GIVEN INSTRUCTION: Return the listing below verbatim. Pictures do not belong in the copy.

--- start ---

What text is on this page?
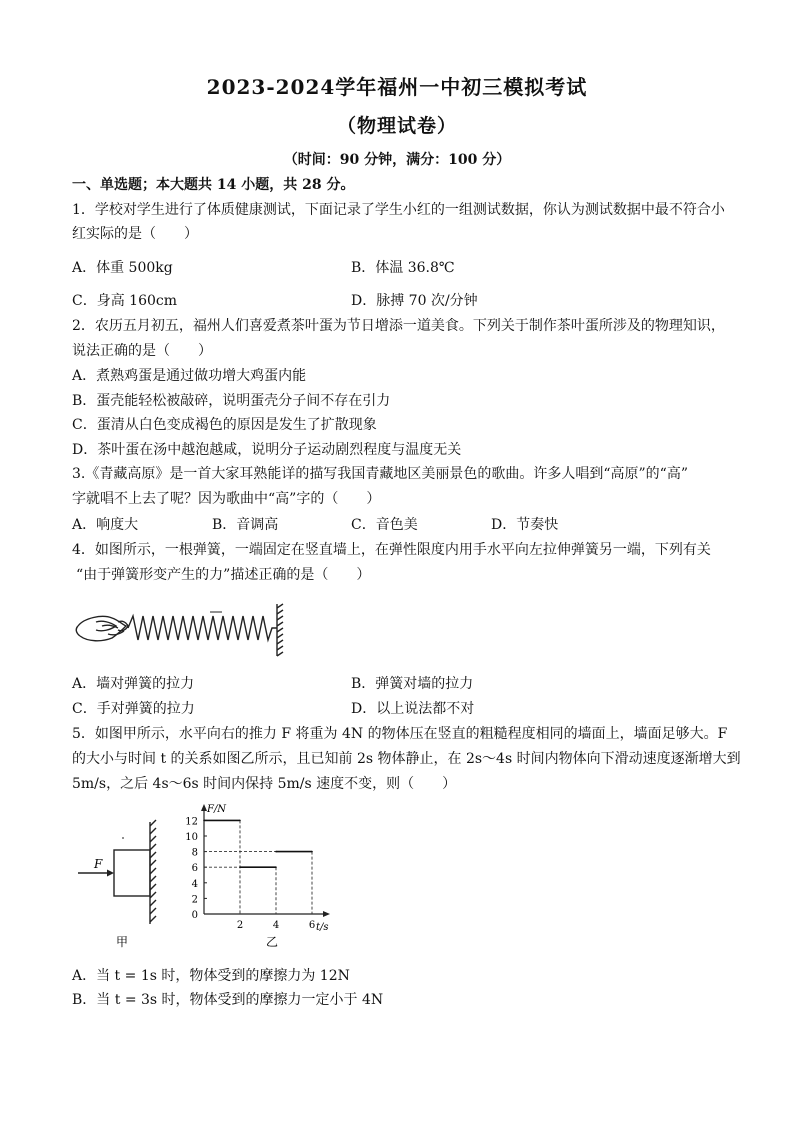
2023-2024学年福州一中初三模拟考试
（物理试卷）
（时间：90 分钟，满分：100 分）
一、单选题；本大题共 14 小题，共 28 分。
1．学校对学生进行了体质健康测试，下面记录了学生小红的一组测试数据，你认为测试数据中最不符合小
红实际的是（　　）
A．体重 500kg	B．体温 36.8℃
C．身高 160cm	D．脉搏 70 次/分钟
2．农历五月初五，福州人们喜爱煮茶叶蛋为节日增添一道美食。下列关于制作茶叶蛋所涉及的物理知识，
说法正确的是（　　）
A．煮熟鸡蛋是通过做功增大鸡蛋内能
B．蛋壳能轻松被敲碎，说明蛋壳分子间不存在引力
C．蛋清从白色变成褐色的原因是发生了扩散现象
D．茶叶蛋在汤中越泡越咸，说明分子运动剧烈程度与温度无关
3.《青藏高原》是一首大家耳熟能详的描写我国青藏地区美丽景色的歌曲。许多人唱到“高原”的“高”
字就唱不上去了呢？因为歌曲中“高”字的（　　）
A．响度大	B．音调高	C．音色美	D．节奏快
4．如图所示，一根弹簧，一端固定在竖直墙上，在弹性限度内用手水平向左拉伸弹簧另一端，下列有关
“由于弹簧形变产生的力”描述正确的是（　　）
A．墙对弹簧的拉力	B．弹簧对墙的拉力
C．手对弹簧的拉力	D．以上说法都不对
5．如图甲所示，水平向右的推力 F 将重为 4N 的物体压在竖直的粗糙程度相同的墙面上，墙面足够大。F
的大小与时间 t 的关系如图乙所示，且已知前 2s 物体静止，在 2s～4s 时间内物体向下滑动速度逐渐增大到
5m/s，之后 4s～6s 时间内保持 5m/s 速度不变，则（　　）
F
甲
F/N
t/s
0
2
4
6
8
10
12
2	4	6
乙
A．当 t = 1s 时，物体受到的摩擦力为 12N
B．当 t = 3s 时，物体受到的摩擦力一定小于 4N
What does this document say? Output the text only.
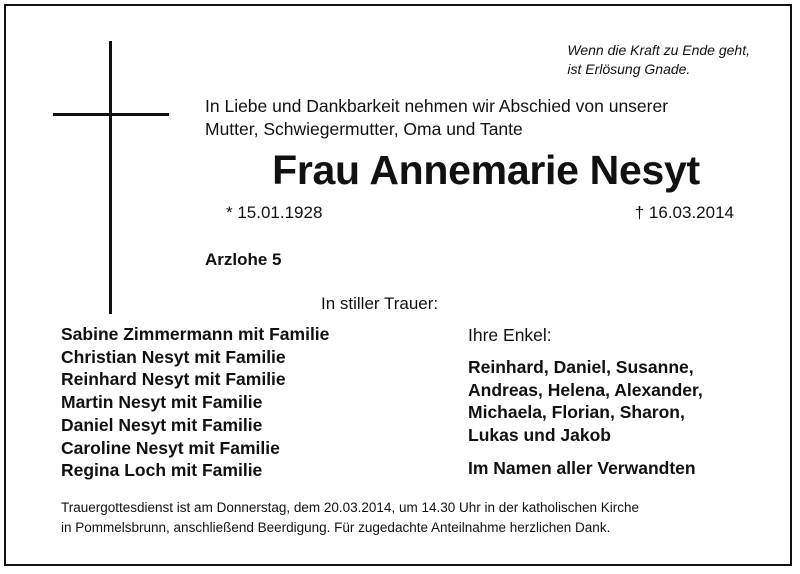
Wenn die Kraft zu Ende geht,
ist Erlösung Gnade.
In Liebe und Dankbarkeit nehmen wir Abschied von unserer
Mutter, Schwiegermutter, Oma und Tante
Frau Annemarie Nesyt
* 15.01.1928	† 16.03.2014
Arzlohe 5
In stiller Trauer:
Sabine Zimmermann mit Familie
Christian Nesyt mit Familie
Reinhard Nesyt mit Familie
Martin Nesyt mit Familie
Daniel Nesyt mit Familie
Caroline Nesyt mit Familie
Regina Loch mit Familie
Ihre Enkel:
Reinhard, Daniel, Susanne,
Andreas, Helena, Alexander,
Michaela, Florian, Sharon,
Lukas und Jakob
Im Namen aller Verwandten
Trauergottesdienst ist am Donnerstag, dem 20.03.2014, um 14.30 Uhr in der katholischen Kirche
in Pommelsbrunn, anschließend Beerdigung. Für zugedachte Anteilnahme herzlichen Dank.
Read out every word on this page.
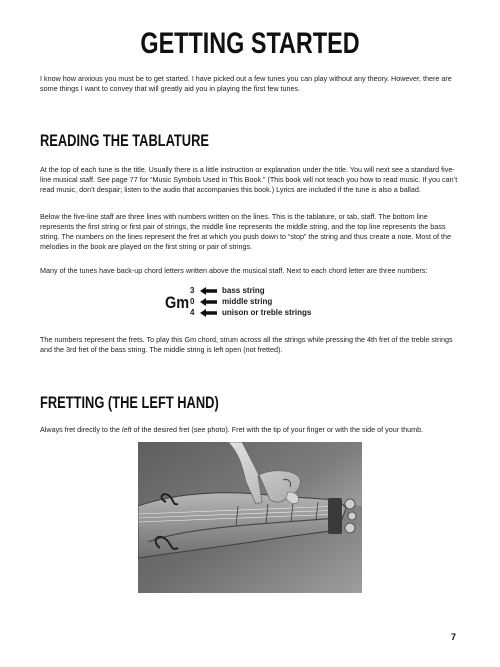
GETTING STARTED

I know how anxious you must be to get started. I have picked out a few tunes you can play without any theory. However, there are some things I want to convey that will greatly aid you in playing the first few tunes.

READING THE TABLATURE

At the top of each tune is the title. Usually there is a little instruction or explanation under the title. You will next see a standard five-line musical staff. See page 77 for “Music Symbols Used in This Book.” (This book will not teach you how to read music. If you can’t read music, don’t despair; listen to the audio that accompanies this book.) Lyrics are included if the tune is also a ballad.

Below the five-line staff are three lines with numbers written on the lines. This is the tablature, or tab, staff. The bottom line represents the first string or first pair of strings, the middle line represents the middle string, and the top line represents the bass string. The numbers on the lines represent the fret at which you push down to “stop” the string and thus create a note. Most of the melodies in the book are played on the first string or pair of strings.

Many of the tunes have back-up chord letters written above the musical staff. Next to each chord letter are three numbers:

Gm
3	bass string
0	middle string
4	unison or treble strings

The numbers represent the frets. To play this Gm chord, strum across all the strings while pressing the 4th fret of the treble strings and the 3rd fret of the bass string. The middle string is left open (not fretted).

FRETTING (THE LEFT HAND)

Always fret directly to the left of the desired fret (see photo). Fret with the tip of your finger or with the side of your thumb.

7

--- end ---

EXPECTED ANSWER:
What text is on this page?
2023-2024学年福州一中初三模拟考试
（物理试卷）
（时间：90 分钟，满分：100 分）
一、单选题；本大题共 14 小题，共 28 分。
1．学校对学生进行了体质健康测试，下面记录了学生小红的一组测试数据，你认为测试数据中最不符合小
红实际的是（　　）
A．体重 500kg	B．体温 36.8℃
C．身高 160cm	D．脉搏 70 次/分钟
2．农历五月初五，福州人们喜爱煮茶叶蛋为节日增添一道美食。下列关于制作茶叶蛋所涉及的物理知识，
说法正确的是（　　）
A．煮熟鸡蛋是通过做功增大鸡蛋内能
B．蛋壳能轻松被敲碎，说明蛋壳分子间不存在引力
C．蛋清从白色变成褐色的原因是发生了扩散现象
D．茶叶蛋在汤中越泡越咸，说明分子运动剧烈程度与温度无关
3.《青藏高原》是一首大家耳熟能详的描写我国青藏地区美丽景色的歌曲。许多人唱到“高原”的“高”
字就唱不上去了呢？因为歌曲中“高”字的（　　）
A．响度大	B．音调高	C．音色美	D．节奏快
4．如图所示，一根弹簧，一端固定在竖直墙上，在弹性限度内用手水平向左拉伸弹簧另一端，下列有关
“由于弹簧形变产生的力”描述正确的是（　　）
A．墙对弹簧的拉力	B．弹簧对墙的拉力
C．手对弹簧的拉力	D．以上说法都不对
5．如图甲所示，水平向右的推力 F 将重为 4N 的物体压在竖直的粗糙程度相同的墙面上，墙面足够大。F
的大小与时间 t 的关系如图乙所示，且已知前 2s 物体静止，在 2s～4s 时间内物体向下滑动速度逐渐增大到
5m/s，之后 4s～6s 时间内保持 5m/s 速度不变，则（　　）
F
甲
F/N
t/s
0
2
4
6
8
10
12
2	4	6
乙
A．当 t = 1s 时，物体受到的摩擦力为 12N
B．当 t = 3s 时，物体受到的摩擦力一定小于 4N
What does this document say? Output the text only.
Wenn die Kraft zu Ende geht,
ist Erlösung Gnade.
In Liebe und Dankbarkeit nehmen wir Abschied von unserer
Mutter, Schwiegermutter, Oma und Tante
Frau Annemarie Nesyt
* 15.01.1928	† 16.03.2014
Arzlohe 5
In stiller Trauer:
Sabine Zimmermann mit Familie
Christian Nesyt mit Familie
Reinhard Nesyt mit Familie
Martin Nesyt mit Familie
Daniel Nesyt mit Familie
Caroline Nesyt mit Familie
Regina Loch mit Familie
Ihre Enkel:
Reinhard, Daniel, Susanne,
Andreas, Helena, Alexander,
Michaela, Florian, Sharon,
Lukas und Jakob
Im Namen aller Verwandten
Trauergottesdienst ist am Donnerstag, dem 20.03.2014, um 14.30 Uhr in der katholischen Kirche
in Pommelsbrunn, anschließend Beerdigung. Für zugedachte Anteilnahme herzlichen Dank.
Read out every word on this page.
GETTING STARTED

I know how anxious you must be to get started. I have picked out a few tunes you can play without any theory. However, there are some things I want to convey that will greatly aid you in playing the first few tunes.

READING THE TABLATURE

At the top of each tune is the title. Usually there is a little instruction or explanation under the title. You will next see a standard five-line musical staff. See page 77 for “Music Symbols Used in This Book.” (This book will not teach you how to read music. If you can’t read music, don’t despair; listen to the audio that accompanies this book.) Lyrics are included if the tune is also a ballad.

Below the five-line staff are three lines with numbers written on the lines. This is the tablature, or tab, staff. The bottom line represents the first string or first pair of strings, the middle line represents the middle string, and the top line represents the bass string. The numbers on the lines represent the fret at which you push down to “stop” the string and thus create a note. Most of the melodies in the book are played on the first string or pair of strings.

Many of the tunes have back-up chord letters written above the musical staff. Next to each chord letter are three numbers:

Gm
3	bass string
0	middle string
4	unison or treble strings

The numbers represent the frets. To play this Gm chord, strum across all the strings while pressing the 4th fret of the treble strings and the 3rd fret of the bass string. The middle string is left open (not fretted).

FRETTING (THE LEFT HAND)

Always fret directly to the left of the desired fret (see photo). Fret with the tip of your finger or with the side of your thumb.

7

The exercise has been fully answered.